▶ STATED TASK
Show all lines from the data that include the word "computer".

▶ MATERIAL TO PROCESS

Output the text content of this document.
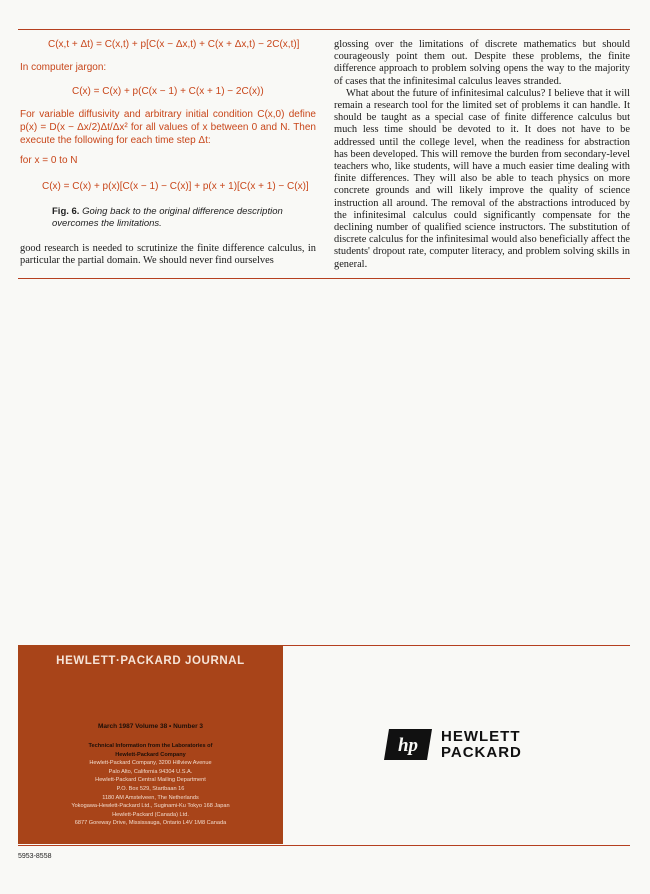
C(x,t + Δt) = C(x,t) + p[C(x − Δx,t) + C(x + Δx,t) − 2C(x,t)]
In computer jargon:
C(x) = C(x) + p(C(x − 1) + C(x + 1) − 2C(x))
For variable diffusivity and arbitrary initial condition C(x,0) define p(x) = D(x − Δx/2)Δt/Δx² for all values of x between 0 and N. Then execute the following for each time step Δt:
for x = 0 to N
C(x) = C(x) + p(x)[C(x − 1) − C(x)] + p(x + 1)[C(x + 1) − C(x)]
Fig. 6. Going back to the original difference description overcomes the limitations.
good research is needed to scrutinize the finite difference calculus, in particular the partial domain. We should never find ourselves

glossing over the limitations of discrete mathematics but should courageously point them out. Despite these problems, the finite difference approach to problem solving opens the way to the majority of cases that the infinitesimal calculus leaves stranded.

What about the future of infinitesimal calculus? I believe that it will remain a research tool for the limited set of problems it can handle. It should be taught as a special case of finite difference calculus but much less time should be devoted to it. It does not have to be addressed until the college level, when the readiness for abstraction has been developed. This will remove the burden from secondary-level teachers who, like students, will have a much easier time dealing with finite differences. They will also be able to teach physics on more concrete grounds and will likely improve the quality of science instruction all around. The removal of the abstractions introduced by the infinitesimal calculus could significantly compensate for the declining number of qualified science instructors. The substitution of discrete calculus for the infinitesimal would also beneficially affect the students' dropout rate, computer literacy, and problem solving skills in general.

HEWLETT·PACKARD JOURNAL
March 1987 Volume 38 • Number 3
Technical Information from the Laboratories of
Hewlett-Packard Company
Hewlett-Packard Company, 3200 Hillview Avenue
Palo Alto, California 94304 U.S.A.
Hewlett-Packard Central Mailing Department
P.O. Box 529, Startbaan 16
1180 AM Amstelveen, The Netherlands
Yokogawa-Hewlett-Packard Ltd., Suginami-Ku Tokyo 168 Japan
Hewlett-Packard (Canada) Ltd.
6877 Goreway Drive, Mississauga, Ontario L4V 1M8 Canada
hp HEWLETT
PACKARD
5953-8558
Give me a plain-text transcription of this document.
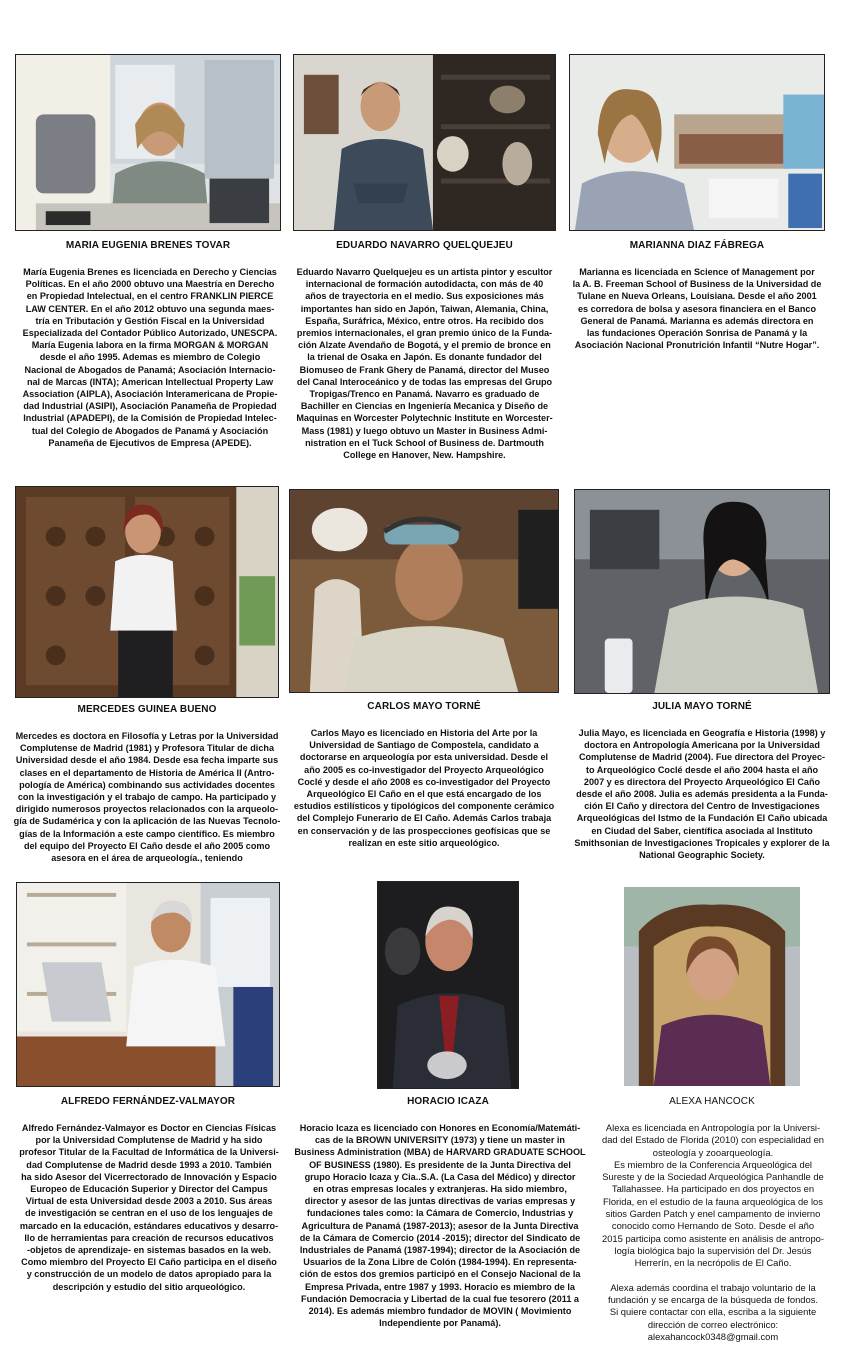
MARIA EUGENIA BRENES TOVAR
María Eugenia Brenes es licenciada en Derecho y Ciencias
Políticas. En el año 2000 obtuvo una Maestría en Derecho
en Propiedad Intelectual, en el centro FRANKLIN PIERCE
LAW CENTER. En el año 2012 obtuvo una segunda maes-
tría en Tributación y Gestión Fiscal en la Universidad
Especializada del Contador Público Autorizado, UNESCPA.
María Eugenia labora en la firma MORGAN & MORGAN
desde el año 1995. Ademas es miembro de Colegio
Nacional de Abogados de Panamá; Asociación Internacio-
nal de Marcas (INTA); American Intellectual Property Law
Association (AIPLA), Asociación Interamericana de Propie-
dad Industrial (ASIPI), Asociación Panameña de Propiedad
Industrial (APADEPI), de la Comisión de Propiedad Intelec-
tual del Colegio de Abogados de Panamá y Asociación
Panameña de Ejecutivos de Empresa (APEDE).
EDUARDO NAVARRO QUELQUEJEU
Eduardo Navarro Quelquejeu es un artista pintor y escultor
internacional de formación autodidacta, con más de 40
años de trayectoria en el medio. Sus exposiciones más
importantes han sido en Japón, Taiwan, Alemania, China,
España, Suráfrica, México, entre otros. Ha recibido dos
premios internacionales, el gran premio único de la Funda-
ción Alzate Avendaño de Bogotá, y el premio de bronce en
la trienal de Osaka en Japón. Es donante fundador del
Biomuseo de Frank Ghery de Panamá, director del Museo
del Canal Interoceánico y de todas las empresas del Grupo
Tropigas/Trenco en Panamá. Navarro es graduado de
Bachiller en Ciencias en Ingeniería Mecanica y Diseño de
Maquinas en Worcester Polytechnic Institute en Worcester-
Mass (1981) y luego obtuvo un Master in Business Admi-
nistration en el Tuck School of Business de. Dartmouth
College en Hanover, New. Hampshire.
MARIANNA DIAZ FÁBREGA
Marianna es licenciada en Science of Management por
la A. B. Freeman School of Business de la Universidad de
Tulane en Nueva Orleans, Louisiana. Desde el año 2001
es corredora de bolsa y asesora financiera en el Banco
General de Panamá. Marianna es además directora en
las fundaciones Operación Sonrisa de Panamá y la
Asociación Nacional Pronutrición Infantil “Nutre Hogar”.
MERCEDES GUINEA BUENO
Mercedes es doctora en Filosofía y Letras por la Universidad
Complutense de Madrid (1981) y Profesora Titular de dicha
Universidad desde el año 1984. Desde esa fecha imparte sus
clases en el departamento de Historia de América II (Antro-
pología de América) combinando sus actividades docentes
con la investigación y el trabajo de campo. Ha participado y
dirigido numerosos proyectos relacionados con la arqueolo-
gía de Sudamérica y con la aplicación de las Nuevas Tecnolo-
gías de la Información a este campo científico. Es miembro
del equipo del Proyecto El Caño desde el año 2005 como
asesora en el área de arqueología., teniendo
CARLOS MAYO TORNÉ
Carlos Mayo es licenciado en Historia del Arte por la
Universidad de Santiago de Compostela, candidato a
doctorarse en arqueología por esta universidad. Desde el
año 2005 es co-investigador del Proyecto Arqueológico
Coclé y desde el año 2008 es co-investigador del Proyecto
Arqueológico El Caño en el que está encargado de los
estudios estilísticos y tipológicos del componente cerámico
del Complejo Funerario de El Caño. Además Carlos trabaja
en conservación y de las prospecciones geofísicas que se
realizan en este sitio arqueológico.
JULIA MAYO TORNÉ
Julia Mayo, es licenciada en Geografía e Historia (1998) y
doctora en Antropología Americana por la Universidad
Complutense de Madrid (2004). Fue directora del Proyec-
to Arqueológico Coclé desde el año 2004 hasta el año
2007 y es directora del Proyecto Arqueológico El Caño
desde el año 2008. Julia es además presidenta a la Funda-
ción El Caño y directora del Centro de Investigaciones
Arqueológicas del Istmo de la Fundación El Caño ubicada
en Ciudad del Saber, científica asociada al Instituto
Smithsonian de Investigaciones Tropicales y explorer de la
National Geographic Society.
ALFREDO FERNÁNDEZ-VALMAYOR
Alfredo Fernández-Valmayor es Doctor en Ciencias Físicas
por la Universidad Complutense de Madrid y ha sido
profesor Titular de la Facultad de Informática de la Universi-
dad Complutense de Madrid desde 1993 a 2010. También
ha sido Asesor del Vicerrectorado de Innovación y Espacio
Europeo de Educación Superior y Director del Campus
Virtual de esta Universidad desde 2003 a 2010. Sus áreas
de investigación se centran en el uso de los lenguajes de
marcado en la educación, estándares educativos y desarro-
llo de herramientas para creación de recursos educativos
-objetos de aprendizaje- en sistemas basados en la web.
Como miembro del Proyecto El Caño participa en el diseño
y construcción de un modelo de datos apropiado para la
descripción y estudio del sitio arqueológico.
HORACIO ICAZA
Horacio Icaza es licenciado con Honores en Economía/Matemáti-
cas de la BROWN UNIVERSITY (1973) y tiene un master in
Business Administration (MBA) de HARVARD GRADUATE SCHOOL
OF BUSINESS (1980). Es presidente de la Junta Directiva del
grupo Horacio Icaza y Cia..S.A. (La Casa del Médico) y director
en otras empresas locales y extranjeras. Ha sido miembro,
director y asesor de las juntas directivas de varias empresas y
fundaciones tales como: la Cámara de Comercio, Industrias y
Agricultura de Panamá (1987-2013); asesor de la Junta Directiva
de la Cámara de Comercio (2014 -2015); director del Sindicato de
Industriales de Panamá (1987-1994); director de la Asociación de
Usuarios de la Zona Libre de Colón (1984-1994). En representa-
ción de estos dos gremios participó en el Consejo Nacional de la
Empresa Privada, entre 1987 y 1993. Horacio es miembro de la
Fundación Democracia y Libertad de la cual fue tesorero (2011 a
2014). Es además miembro fundador de MOVIN ( Movimiento
Independiente por Panamá).
ALEXA HANCOCK
Alexa es licenciada en Antropología por la Universi-
dad del Estado de Florida (2010) con especialidad en
osteología y zooarqueología.
Es miembro de la Conferencia Arqueológica del
Sureste y de la Sociedad Arqueológica Panhandle de
Tallahassee. Ha participado en dos proyectos en
Florida, en el estudio de la fauna arqueológica de los
sitios Garden Patch y enel campamento de invierno
conocido como Hernando de Soto. Desde el año
2015 participa como asistente en análisis de antropo-
logía biológica bajo la supervisión del Dr. Jesús
Herrerín, en la necrópolis de El Caño.

Alexa además coordina el trabajo voluntario de la
fundación y se encarga de la búsqueda de fondos.
Si quiere contactar con ella, escriba a la siguiente
dirección de correo electrónico:
alexahancock0348@gmail.com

▶ THE SOLUTION
In computer jargon:
What about the future of infinitesimal calculus? I believe that it will remain a research tool for the limited set of problems it can handle. It should be taught as a special case of finite difference calculus but much less time should be devoted to it. It does not have to be addressed until the college level, when the readiness for abstraction has been developed. This will remove the burden from secondary-level teachers who, like students, will have a much easier time dealing with finite differences. They will also be able to teach physics on more concrete grounds and will likely improve the quality of science instruction all around. The removal of the abstractions introduced by the infinitesimal calculus could significantly compensate for the declining number of qualified science instructors. The substitution of discrete calculus for the infinitesimal would also beneficially affect the students' dropout rate, computer literacy, and problem solving skills in general.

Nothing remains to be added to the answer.